Written problem:
Find each line in the items below that contains the word "thicknesses" and copy those lines.

Annotated region listings
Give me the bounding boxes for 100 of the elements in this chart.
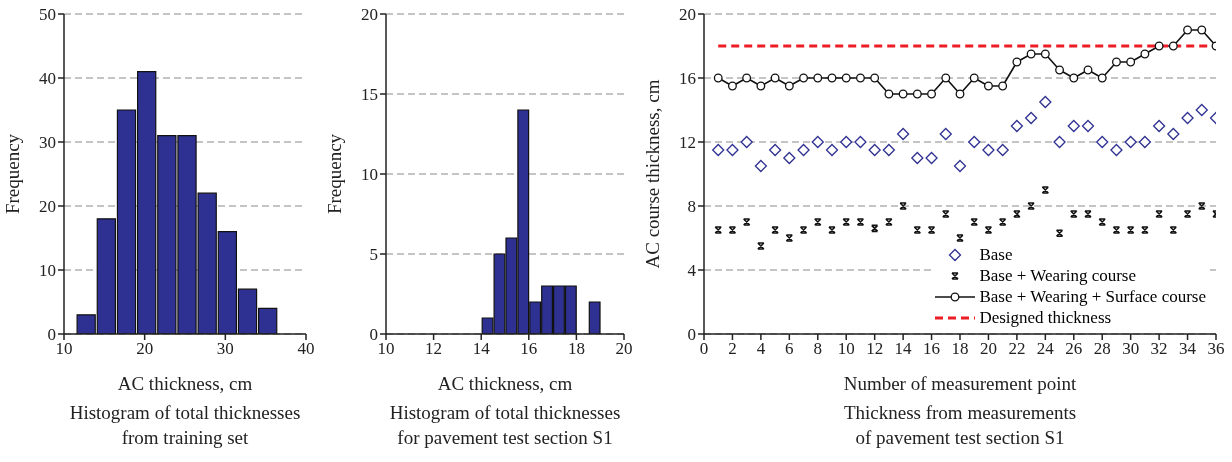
y-tick-label: 10 — [361, 165, 378, 185]
point — [855, 73, 865, 83]
point — [1067, 119, 1080, 133]
y-axis-title: Frequency — [323, 133, 345, 215]
point — [770, 73, 780, 83]
point — [1026, 49, 1036, 59]
x-tick-label: 12 — [425, 339, 443, 359]
point — [1012, 57, 1022, 67]
point — [941, 73, 951, 83]
point — [841, 73, 851, 83]
x-tick-label: 14 — [472, 339, 491, 359]
y-tick-label: 16 — [679, 69, 696, 89]
point — [742, 218, 751, 226]
point — [1096, 135, 1109, 149]
legend-label: Designed thickness — [979, 307, 1112, 328]
y-tick-label: 15 — [361, 85, 378, 105]
point — [1055, 65, 1065, 75]
point — [784, 81, 794, 91]
point — [754, 159, 768, 173]
x-tick-label: 24 — [1036, 339, 1055, 359]
point — [1039, 95, 1052, 109]
point — [939, 127, 952, 141]
point — [955, 89, 965, 99]
point — [927, 89, 937, 99]
point — [1081, 119, 1095, 133]
point — [885, 218, 893, 226]
x-tick-label: 16 — [520, 339, 538, 359]
point — [1155, 210, 1163, 218]
y-tick-label: 5 — [369, 245, 378, 265]
point — [799, 73, 809, 83]
point — [1141, 226, 1149, 234]
point — [756, 81, 766, 91]
point — [785, 234, 794, 242]
point — [913, 226, 922, 234]
point — [1041, 186, 1050, 194]
point — [941, 210, 950, 218]
point — [1027, 202, 1035, 210]
point — [1055, 229, 1064, 237]
point — [1013, 210, 1021, 218]
point — [884, 89, 894, 99]
point — [783, 151, 796, 165]
point — [998, 218, 1007, 226]
point — [728, 226, 737, 234]
point — [1195, 103, 1208, 117]
legend-label: Base + Wearing course — [979, 265, 1136, 286]
x-tick-label: 14 — [894, 339, 913, 359]
x-tick-label: 30 — [1122, 339, 1140, 359]
point — [771, 226, 779, 234]
y-tick-label: 10 — [39, 261, 56, 281]
point — [1197, 25, 1207, 35]
point — [742, 73, 752, 83]
point — [927, 226, 936, 234]
x-tick-label: 18 — [567, 339, 585, 359]
point — [1010, 119, 1024, 133]
point — [842, 218, 851, 226]
point — [1168, 41, 1178, 51]
x-axis-title: AC thickness, cm — [437, 373, 573, 394]
x-tick-label: 20 — [979, 339, 997, 359]
point — [799, 226, 808, 234]
x-tick-label: 32 — [1150, 339, 1168, 359]
point — [1083, 65, 1093, 75]
x-tick-label: 36 — [1207, 339, 1225, 359]
x-tick-label: 22 — [1008, 339, 1026, 359]
point — [1111, 57, 1121, 67]
point — [983, 81, 993, 91]
y-tick-label: 4 — [687, 261, 697, 281]
x-tick-label: 40 — [297, 339, 315, 359]
x-tick-label: 8 — [813, 339, 823, 359]
point — [984, 226, 993, 234]
point — [1154, 41, 1164, 51]
x-tick-label: 20 — [136, 339, 154, 359]
point — [1167, 127, 1180, 141]
point — [998, 81, 1008, 91]
y-tick-label: 30 — [39, 133, 56, 153]
x-tick-label: 16 — [923, 339, 941, 359]
point — [1069, 210, 1078, 218]
point — [968, 135, 981, 149]
y-tick-label: 12 — [679, 133, 696, 153]
text: Histogram of total thicknesses from training set — [68, 401, 302, 450]
point — [996, 143, 1009, 157]
point — [868, 143, 881, 157]
legend-label: Base — [979, 244, 1013, 265]
point — [768, 143, 782, 157]
point — [1097, 73, 1107, 83]
point — [969, 73, 979, 83]
point — [813, 73, 823, 83]
x-axis-title: AC thickness, cm — [117, 373, 253, 394]
point — [740, 135, 753, 149]
point — [1140, 49, 1150, 59]
x-tick-label: 28 — [1093, 339, 1111, 359]
point — [1183, 25, 1193, 35]
point — [1152, 119, 1166, 133]
point — [1169, 226, 1178, 234]
point — [970, 218, 979, 226]
point — [1069, 73, 1079, 83]
point — [896, 127, 910, 141]
point — [757, 242, 765, 250]
y-tick-label: 20 — [361, 5, 378, 25]
text: Histogram of total thicknesses for pavement test section S1 — [388, 401, 622, 450]
point — [727, 81, 737, 91]
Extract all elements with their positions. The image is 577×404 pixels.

Answer to this exercise:
text: Histogram of total thicknesses from training set — [68, 401, 302, 450]
text: Histogram of total thicknesses for pavement test section S1 — [388, 401, 622, 450]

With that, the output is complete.